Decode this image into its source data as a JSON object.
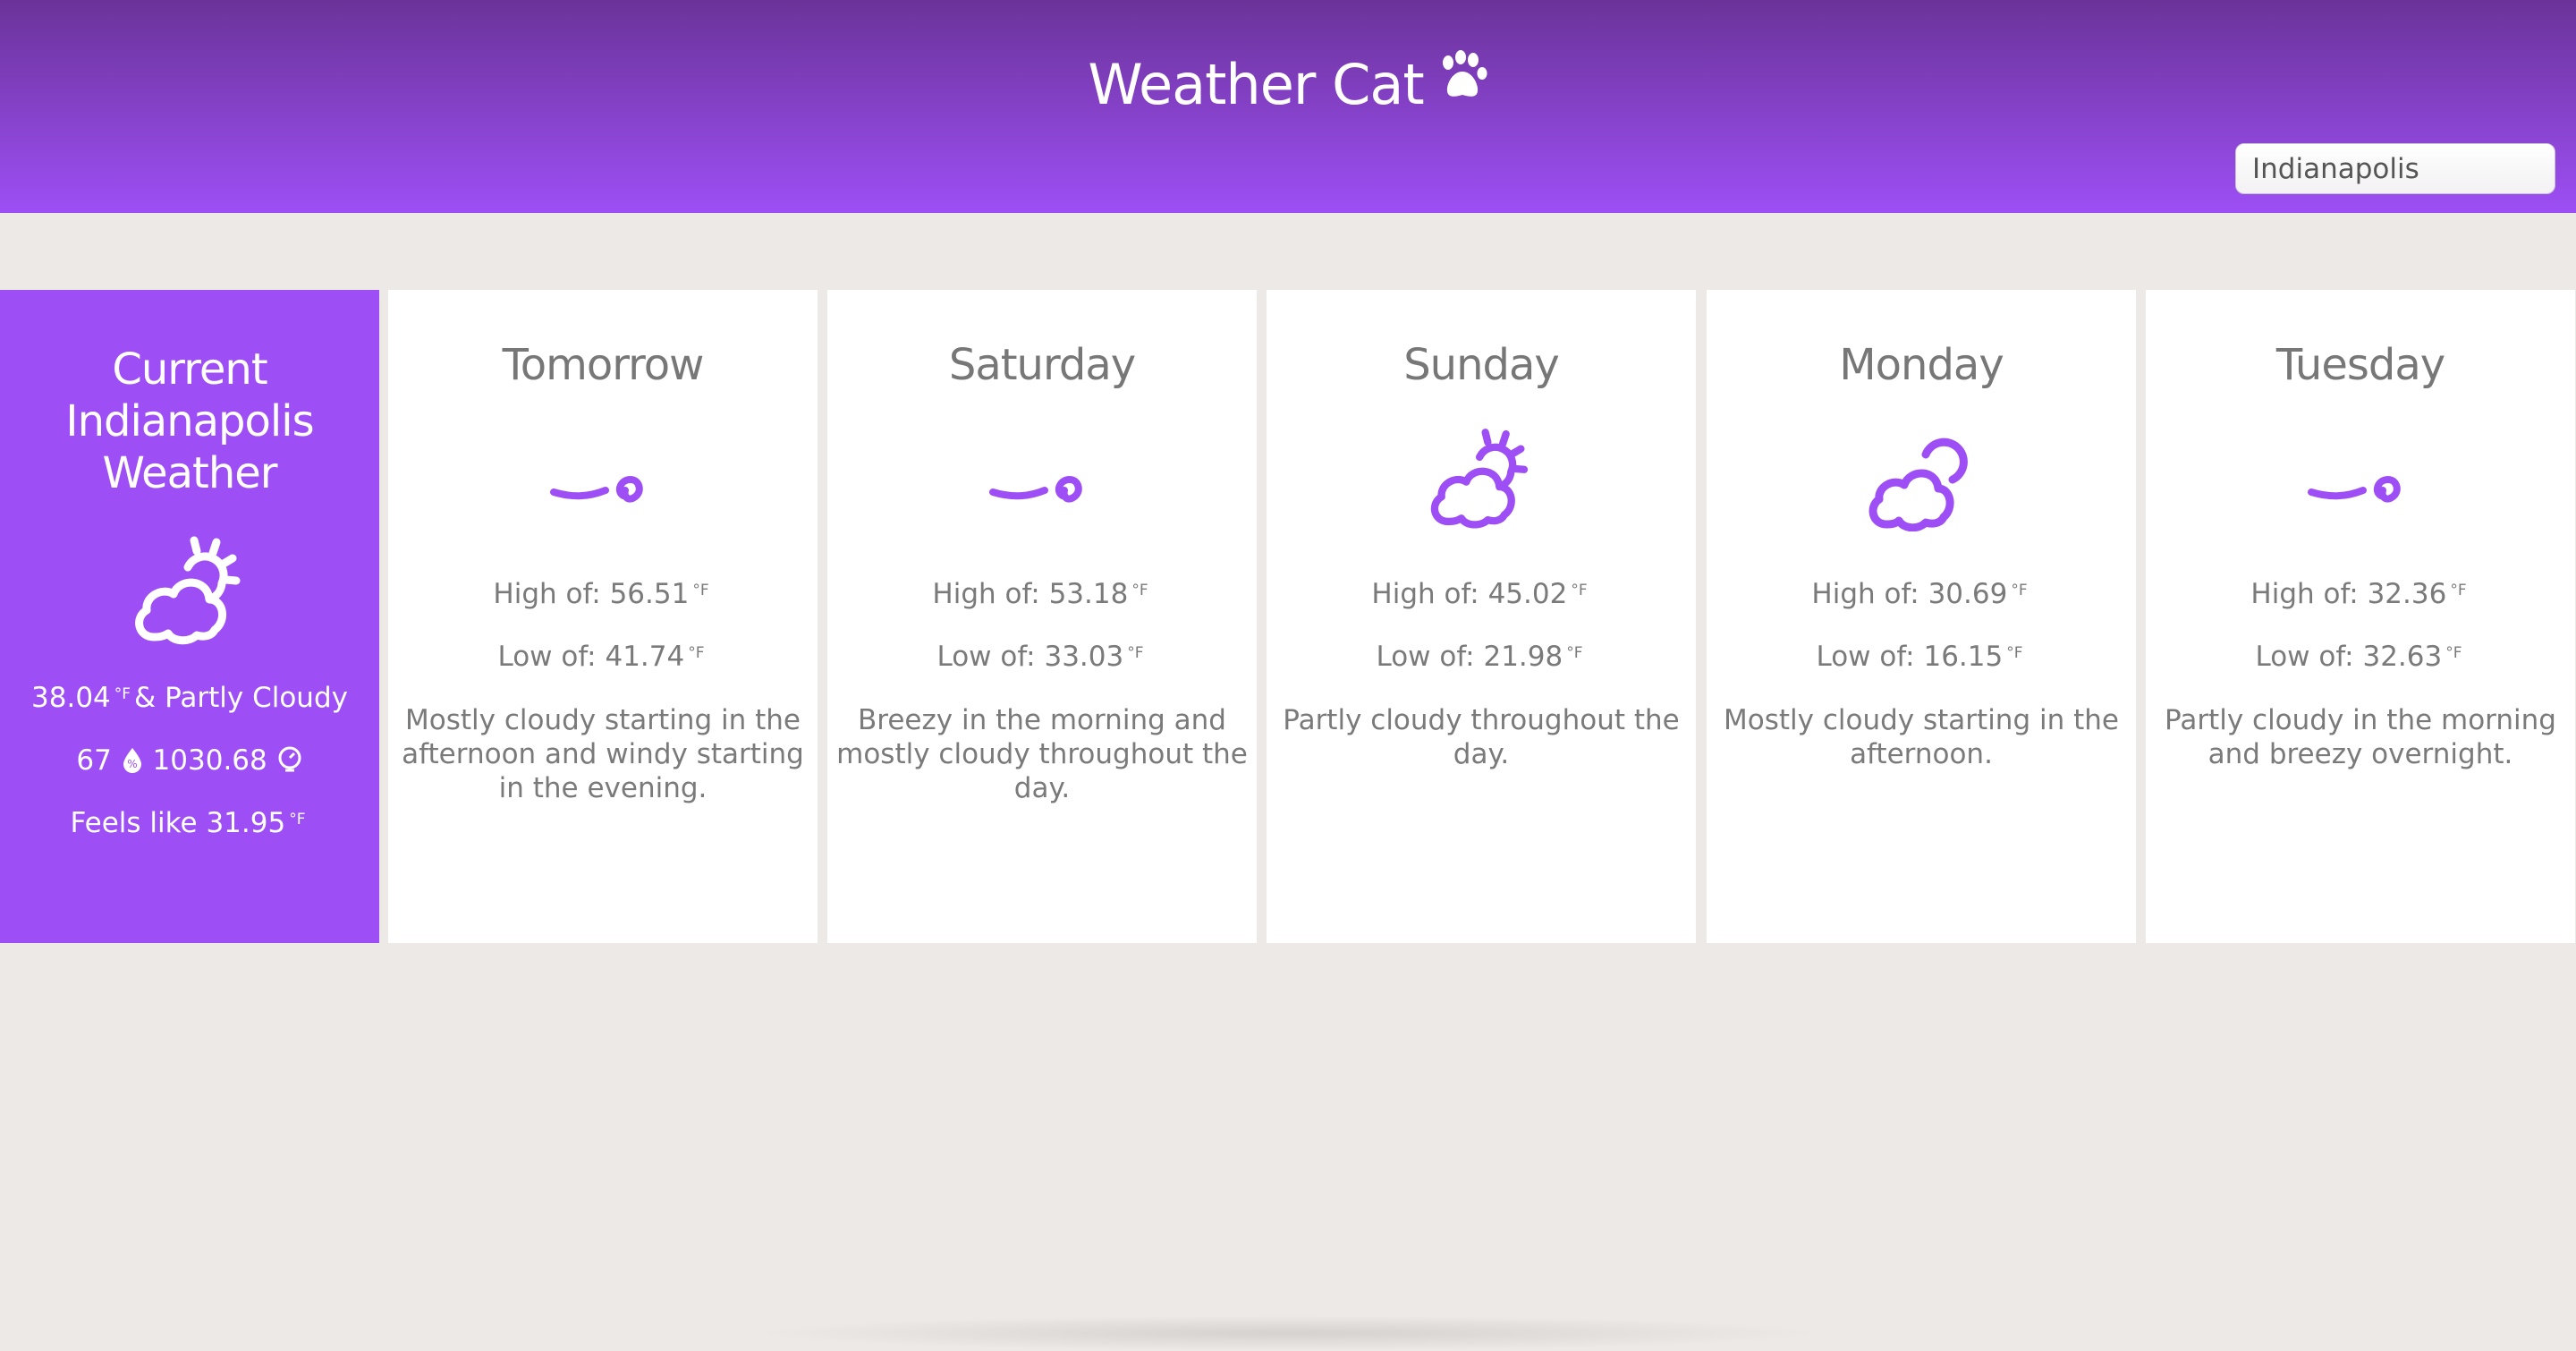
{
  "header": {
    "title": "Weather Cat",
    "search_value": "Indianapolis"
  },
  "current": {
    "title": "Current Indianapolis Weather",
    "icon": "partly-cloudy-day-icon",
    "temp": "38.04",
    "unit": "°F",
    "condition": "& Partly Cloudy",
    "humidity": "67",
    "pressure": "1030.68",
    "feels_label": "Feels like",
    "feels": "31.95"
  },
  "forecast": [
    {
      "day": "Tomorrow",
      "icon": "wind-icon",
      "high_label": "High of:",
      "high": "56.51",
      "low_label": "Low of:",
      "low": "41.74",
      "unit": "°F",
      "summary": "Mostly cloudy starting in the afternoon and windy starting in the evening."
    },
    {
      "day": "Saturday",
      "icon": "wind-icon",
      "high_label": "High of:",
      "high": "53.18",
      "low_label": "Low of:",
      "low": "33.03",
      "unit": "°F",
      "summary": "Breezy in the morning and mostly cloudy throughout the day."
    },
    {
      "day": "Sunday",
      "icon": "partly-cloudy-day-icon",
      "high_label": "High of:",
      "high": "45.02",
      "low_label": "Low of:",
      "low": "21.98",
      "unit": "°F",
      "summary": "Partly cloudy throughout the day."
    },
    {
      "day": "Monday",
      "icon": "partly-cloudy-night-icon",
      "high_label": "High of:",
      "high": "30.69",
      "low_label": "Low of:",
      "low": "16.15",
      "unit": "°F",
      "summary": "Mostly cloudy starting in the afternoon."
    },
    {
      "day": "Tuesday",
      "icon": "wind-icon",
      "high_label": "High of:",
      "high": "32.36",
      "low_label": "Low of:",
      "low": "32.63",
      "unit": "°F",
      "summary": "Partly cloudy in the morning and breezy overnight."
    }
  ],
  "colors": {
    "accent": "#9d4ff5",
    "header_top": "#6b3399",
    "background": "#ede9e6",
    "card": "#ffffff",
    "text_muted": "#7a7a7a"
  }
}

□ □ □ □

#### [Work to be completed]
All entries must be written out again exactly as given, with no pictures in the copy.

#### [Task result]
Decode this image into its source data as a JSON object.
{
  "header": {
    "title": "Weather Cat",
    "search_value": "Indianapolis"
  },
  "current": {
    "title": "Current Indianapolis Weather",
    "icon": "partly-cloudy-day-icon",
    "temp": "38.04",
    "unit": "°F",
    "condition": "& Partly Cloudy",
    "humidity": "67",
    "pressure": "1030.68",
    "feels_label": "Feels like",
    "feels": "31.95"
  },
  "forecast": [
    {
      "day": "Tomorrow",
      "icon": "wind-icon",
      "high_label": "High of:",
      "high": "56.51",
      "low_label": "Low of:",
      "low": "41.74",
      "unit": "°F",
      "summary": "Mostly cloudy starting in the afternoon and windy starting in the evening."
    },
    {
      "day": "Saturday",
      "icon": "wind-icon",
      "high_label": "High of:",
      "high": "53.18",
      "low_label": "Low of:",
      "low": "33.03",
      "unit": "°F",
      "summary": "Breezy in the morning and mostly cloudy throughout the day."
    },
    {
      "day": "Sunday",
      "icon": "partly-cloudy-day-icon",
      "high_label": "High of:",
      "high": "45.02",
      "low_label": "Low of:",
      "low": "21.98",
      "unit": "°F",
      "summary": "Partly cloudy throughout the day."
    },
    {
      "day": "Monday",
      "icon": "partly-cloudy-night-icon",
      "high_label": "High of:",
      "high": "30.69",
      "low_label": "Low of:",
      "low": "16.15",
      "unit": "°F",
      "summary": "Mostly cloudy starting in the afternoon."
    },
    {
      "day": "Tuesday",
      "icon": "wind-icon",
      "high_label": "High of:",
      "high": "32.36",
      "low_label": "Low of:",
      "low": "32.63",
      "unit": "°F",
      "summary": "Partly cloudy in the morning and breezy overnight."
    }
  ],
  "colors": {
    "accent": "#9d4ff5",
    "header_top": "#6b3399",
    "background": "#ede9e6",
    "card": "#ffffff",
    "text_muted": "#7a7a7a"
  }
}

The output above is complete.